How many lines of these entries hold the string "capacity"? Reply with the number alone.

— begin Recorded information —

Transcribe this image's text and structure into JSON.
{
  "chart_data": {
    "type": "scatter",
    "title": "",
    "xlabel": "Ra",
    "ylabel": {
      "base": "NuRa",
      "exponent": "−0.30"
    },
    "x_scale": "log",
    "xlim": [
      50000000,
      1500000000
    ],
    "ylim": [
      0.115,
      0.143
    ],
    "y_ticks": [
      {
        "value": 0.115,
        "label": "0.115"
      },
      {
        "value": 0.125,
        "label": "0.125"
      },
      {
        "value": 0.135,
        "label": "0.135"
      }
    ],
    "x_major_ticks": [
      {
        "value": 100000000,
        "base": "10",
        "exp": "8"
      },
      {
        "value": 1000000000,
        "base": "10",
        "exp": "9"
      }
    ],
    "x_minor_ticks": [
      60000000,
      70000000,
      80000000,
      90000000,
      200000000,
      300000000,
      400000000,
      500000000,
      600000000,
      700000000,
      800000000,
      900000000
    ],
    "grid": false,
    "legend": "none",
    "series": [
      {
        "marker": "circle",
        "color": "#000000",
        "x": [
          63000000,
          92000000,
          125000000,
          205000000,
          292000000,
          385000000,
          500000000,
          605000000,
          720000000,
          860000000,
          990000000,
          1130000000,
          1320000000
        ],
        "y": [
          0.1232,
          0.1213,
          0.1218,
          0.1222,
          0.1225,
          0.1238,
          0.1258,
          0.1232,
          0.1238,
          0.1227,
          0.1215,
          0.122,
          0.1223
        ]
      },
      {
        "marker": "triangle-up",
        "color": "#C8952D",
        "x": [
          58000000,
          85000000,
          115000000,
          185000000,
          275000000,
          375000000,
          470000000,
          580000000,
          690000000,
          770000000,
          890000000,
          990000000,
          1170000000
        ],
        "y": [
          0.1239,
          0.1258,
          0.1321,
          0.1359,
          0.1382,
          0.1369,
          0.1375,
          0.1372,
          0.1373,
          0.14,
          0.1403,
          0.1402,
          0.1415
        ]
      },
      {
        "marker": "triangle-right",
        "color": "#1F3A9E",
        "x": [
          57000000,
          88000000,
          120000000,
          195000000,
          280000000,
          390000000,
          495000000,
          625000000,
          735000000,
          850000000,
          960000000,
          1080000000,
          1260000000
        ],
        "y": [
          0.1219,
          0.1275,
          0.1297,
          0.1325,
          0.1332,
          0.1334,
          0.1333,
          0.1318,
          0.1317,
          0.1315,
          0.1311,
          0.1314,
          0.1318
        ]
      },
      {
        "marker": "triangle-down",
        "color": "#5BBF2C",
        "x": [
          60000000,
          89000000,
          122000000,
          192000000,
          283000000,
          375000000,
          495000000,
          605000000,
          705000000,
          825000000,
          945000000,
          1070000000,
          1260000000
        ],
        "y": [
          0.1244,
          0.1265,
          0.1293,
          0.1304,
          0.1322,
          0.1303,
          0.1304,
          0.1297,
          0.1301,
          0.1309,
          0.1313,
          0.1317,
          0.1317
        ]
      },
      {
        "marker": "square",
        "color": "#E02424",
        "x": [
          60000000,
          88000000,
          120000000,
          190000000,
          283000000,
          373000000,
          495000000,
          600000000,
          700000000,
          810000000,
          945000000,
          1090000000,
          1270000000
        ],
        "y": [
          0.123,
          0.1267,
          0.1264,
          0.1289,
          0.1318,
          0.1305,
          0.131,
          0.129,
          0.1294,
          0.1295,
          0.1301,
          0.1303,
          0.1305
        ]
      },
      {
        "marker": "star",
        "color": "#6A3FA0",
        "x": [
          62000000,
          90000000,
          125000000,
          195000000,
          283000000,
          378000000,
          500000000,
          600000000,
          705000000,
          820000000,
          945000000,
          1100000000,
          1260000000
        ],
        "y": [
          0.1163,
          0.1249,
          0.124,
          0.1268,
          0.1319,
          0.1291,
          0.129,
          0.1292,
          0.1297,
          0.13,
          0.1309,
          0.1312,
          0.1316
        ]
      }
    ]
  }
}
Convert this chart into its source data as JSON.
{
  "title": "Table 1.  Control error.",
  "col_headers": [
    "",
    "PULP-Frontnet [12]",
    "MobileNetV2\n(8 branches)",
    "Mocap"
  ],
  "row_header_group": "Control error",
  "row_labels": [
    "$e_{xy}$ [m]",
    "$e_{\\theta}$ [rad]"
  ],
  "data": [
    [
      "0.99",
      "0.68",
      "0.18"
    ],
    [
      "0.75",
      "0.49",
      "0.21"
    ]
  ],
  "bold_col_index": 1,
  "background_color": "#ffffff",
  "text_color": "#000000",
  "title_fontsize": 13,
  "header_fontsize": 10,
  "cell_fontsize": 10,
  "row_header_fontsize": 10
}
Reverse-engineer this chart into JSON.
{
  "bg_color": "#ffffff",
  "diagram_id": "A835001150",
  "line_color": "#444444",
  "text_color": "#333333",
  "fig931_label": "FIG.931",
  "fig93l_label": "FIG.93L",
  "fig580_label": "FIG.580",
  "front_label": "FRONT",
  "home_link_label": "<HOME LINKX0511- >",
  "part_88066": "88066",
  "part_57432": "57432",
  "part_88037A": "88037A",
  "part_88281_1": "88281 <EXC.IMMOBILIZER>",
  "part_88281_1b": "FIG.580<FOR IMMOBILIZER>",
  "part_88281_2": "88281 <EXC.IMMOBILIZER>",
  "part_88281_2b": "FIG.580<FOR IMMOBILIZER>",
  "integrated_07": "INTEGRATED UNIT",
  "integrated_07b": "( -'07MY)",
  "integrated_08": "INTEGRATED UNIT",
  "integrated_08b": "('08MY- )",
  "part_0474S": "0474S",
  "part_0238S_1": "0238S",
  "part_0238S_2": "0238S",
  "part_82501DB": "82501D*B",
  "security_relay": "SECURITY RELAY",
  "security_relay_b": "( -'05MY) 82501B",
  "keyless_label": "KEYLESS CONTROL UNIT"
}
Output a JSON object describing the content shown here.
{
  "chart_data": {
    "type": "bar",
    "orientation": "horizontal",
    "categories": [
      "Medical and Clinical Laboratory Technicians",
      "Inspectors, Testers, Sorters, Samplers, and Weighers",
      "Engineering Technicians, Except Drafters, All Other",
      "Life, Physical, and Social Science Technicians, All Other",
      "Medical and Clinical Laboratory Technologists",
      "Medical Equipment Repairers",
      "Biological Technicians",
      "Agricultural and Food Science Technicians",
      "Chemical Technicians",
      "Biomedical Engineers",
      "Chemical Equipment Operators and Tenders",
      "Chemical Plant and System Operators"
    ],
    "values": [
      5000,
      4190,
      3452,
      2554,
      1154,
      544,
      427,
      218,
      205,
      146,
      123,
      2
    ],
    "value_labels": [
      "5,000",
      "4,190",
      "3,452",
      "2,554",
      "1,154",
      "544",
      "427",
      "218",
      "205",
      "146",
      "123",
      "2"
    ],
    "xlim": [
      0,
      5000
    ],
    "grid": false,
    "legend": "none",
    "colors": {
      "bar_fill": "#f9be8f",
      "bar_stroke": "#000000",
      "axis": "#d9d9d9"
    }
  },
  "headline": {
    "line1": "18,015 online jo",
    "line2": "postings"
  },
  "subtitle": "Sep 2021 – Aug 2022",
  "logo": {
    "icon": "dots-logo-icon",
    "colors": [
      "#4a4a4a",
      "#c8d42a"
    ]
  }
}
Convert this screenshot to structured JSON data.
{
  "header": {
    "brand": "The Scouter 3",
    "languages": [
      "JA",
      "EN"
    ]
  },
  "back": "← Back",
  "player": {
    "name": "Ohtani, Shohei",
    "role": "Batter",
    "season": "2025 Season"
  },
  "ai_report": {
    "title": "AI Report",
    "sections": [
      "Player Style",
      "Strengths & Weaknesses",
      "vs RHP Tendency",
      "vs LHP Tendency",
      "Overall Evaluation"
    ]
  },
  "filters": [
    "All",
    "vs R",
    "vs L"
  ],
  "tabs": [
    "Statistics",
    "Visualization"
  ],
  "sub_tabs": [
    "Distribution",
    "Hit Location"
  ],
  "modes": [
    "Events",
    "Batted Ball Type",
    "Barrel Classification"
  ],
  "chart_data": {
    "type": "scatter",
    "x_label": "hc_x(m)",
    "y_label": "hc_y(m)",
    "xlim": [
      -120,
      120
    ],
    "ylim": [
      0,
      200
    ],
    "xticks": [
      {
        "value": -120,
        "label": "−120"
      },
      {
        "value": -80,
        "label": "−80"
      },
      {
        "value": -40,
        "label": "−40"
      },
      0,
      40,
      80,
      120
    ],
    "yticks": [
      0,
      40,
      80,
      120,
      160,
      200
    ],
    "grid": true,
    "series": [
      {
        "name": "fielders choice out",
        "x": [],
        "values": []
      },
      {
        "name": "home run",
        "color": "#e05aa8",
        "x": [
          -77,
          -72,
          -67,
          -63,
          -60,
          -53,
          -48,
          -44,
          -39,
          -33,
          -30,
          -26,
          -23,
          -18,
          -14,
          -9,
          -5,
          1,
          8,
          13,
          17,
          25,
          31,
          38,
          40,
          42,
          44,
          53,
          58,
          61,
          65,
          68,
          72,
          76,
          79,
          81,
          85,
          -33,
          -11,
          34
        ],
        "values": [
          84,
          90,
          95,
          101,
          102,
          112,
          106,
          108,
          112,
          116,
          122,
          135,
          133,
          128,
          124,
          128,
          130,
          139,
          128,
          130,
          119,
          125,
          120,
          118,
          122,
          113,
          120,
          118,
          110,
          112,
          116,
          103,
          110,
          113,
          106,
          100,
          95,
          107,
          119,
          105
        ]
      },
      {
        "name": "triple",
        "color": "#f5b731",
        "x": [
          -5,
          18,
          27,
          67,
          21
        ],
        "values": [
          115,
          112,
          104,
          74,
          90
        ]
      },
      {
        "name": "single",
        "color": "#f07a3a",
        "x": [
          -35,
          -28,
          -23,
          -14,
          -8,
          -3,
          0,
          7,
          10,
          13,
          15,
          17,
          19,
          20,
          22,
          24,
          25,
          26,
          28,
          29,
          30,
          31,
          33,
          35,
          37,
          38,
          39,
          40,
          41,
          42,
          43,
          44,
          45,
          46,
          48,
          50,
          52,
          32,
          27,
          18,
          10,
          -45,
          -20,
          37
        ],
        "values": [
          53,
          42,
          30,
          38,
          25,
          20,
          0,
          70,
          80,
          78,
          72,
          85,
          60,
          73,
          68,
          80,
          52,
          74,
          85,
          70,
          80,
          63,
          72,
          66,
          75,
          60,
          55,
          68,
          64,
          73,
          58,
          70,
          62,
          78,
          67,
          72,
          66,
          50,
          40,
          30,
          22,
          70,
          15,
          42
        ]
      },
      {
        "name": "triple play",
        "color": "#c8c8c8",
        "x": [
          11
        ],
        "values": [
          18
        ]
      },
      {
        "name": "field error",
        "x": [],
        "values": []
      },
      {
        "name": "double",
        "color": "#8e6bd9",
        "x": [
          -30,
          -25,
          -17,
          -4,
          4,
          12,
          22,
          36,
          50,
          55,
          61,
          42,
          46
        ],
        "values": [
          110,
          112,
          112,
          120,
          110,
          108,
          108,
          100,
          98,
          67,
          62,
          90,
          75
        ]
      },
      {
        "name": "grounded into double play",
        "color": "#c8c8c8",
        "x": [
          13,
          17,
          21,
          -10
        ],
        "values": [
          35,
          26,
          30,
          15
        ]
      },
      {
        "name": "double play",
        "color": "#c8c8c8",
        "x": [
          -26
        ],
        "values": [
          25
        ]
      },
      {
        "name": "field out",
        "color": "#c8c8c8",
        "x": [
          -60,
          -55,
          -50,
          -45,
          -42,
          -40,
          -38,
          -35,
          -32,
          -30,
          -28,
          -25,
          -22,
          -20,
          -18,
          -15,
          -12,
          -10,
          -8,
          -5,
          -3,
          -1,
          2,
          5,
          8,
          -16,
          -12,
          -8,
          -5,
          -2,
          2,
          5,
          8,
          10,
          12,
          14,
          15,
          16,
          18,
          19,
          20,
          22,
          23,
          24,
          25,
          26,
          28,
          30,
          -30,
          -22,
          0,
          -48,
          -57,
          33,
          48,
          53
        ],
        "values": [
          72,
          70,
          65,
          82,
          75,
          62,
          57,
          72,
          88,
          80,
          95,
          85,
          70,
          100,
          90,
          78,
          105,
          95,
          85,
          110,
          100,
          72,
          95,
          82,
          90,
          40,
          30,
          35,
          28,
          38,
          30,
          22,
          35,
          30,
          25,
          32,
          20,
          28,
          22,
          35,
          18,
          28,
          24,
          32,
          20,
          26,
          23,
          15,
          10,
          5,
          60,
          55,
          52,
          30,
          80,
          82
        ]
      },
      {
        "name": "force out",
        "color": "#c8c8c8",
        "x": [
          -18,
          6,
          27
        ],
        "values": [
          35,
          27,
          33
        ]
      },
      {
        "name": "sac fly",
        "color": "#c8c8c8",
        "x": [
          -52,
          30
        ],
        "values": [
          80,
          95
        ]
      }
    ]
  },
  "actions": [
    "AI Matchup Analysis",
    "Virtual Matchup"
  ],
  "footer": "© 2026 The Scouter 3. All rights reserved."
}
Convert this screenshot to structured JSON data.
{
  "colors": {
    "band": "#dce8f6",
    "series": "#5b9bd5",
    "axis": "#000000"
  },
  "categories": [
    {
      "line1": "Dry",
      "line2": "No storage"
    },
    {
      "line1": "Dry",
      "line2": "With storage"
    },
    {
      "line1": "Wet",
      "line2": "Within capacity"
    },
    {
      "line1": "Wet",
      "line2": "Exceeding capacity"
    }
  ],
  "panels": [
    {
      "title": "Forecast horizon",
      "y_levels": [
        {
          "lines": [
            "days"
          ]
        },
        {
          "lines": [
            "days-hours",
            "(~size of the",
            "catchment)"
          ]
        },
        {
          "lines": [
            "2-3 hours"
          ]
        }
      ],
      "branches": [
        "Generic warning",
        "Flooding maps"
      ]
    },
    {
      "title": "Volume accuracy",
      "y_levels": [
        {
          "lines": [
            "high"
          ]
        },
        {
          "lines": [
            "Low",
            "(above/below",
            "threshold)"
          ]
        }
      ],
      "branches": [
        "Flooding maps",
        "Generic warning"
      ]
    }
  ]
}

— end Recorded information —

◆ Result of this task ◆
2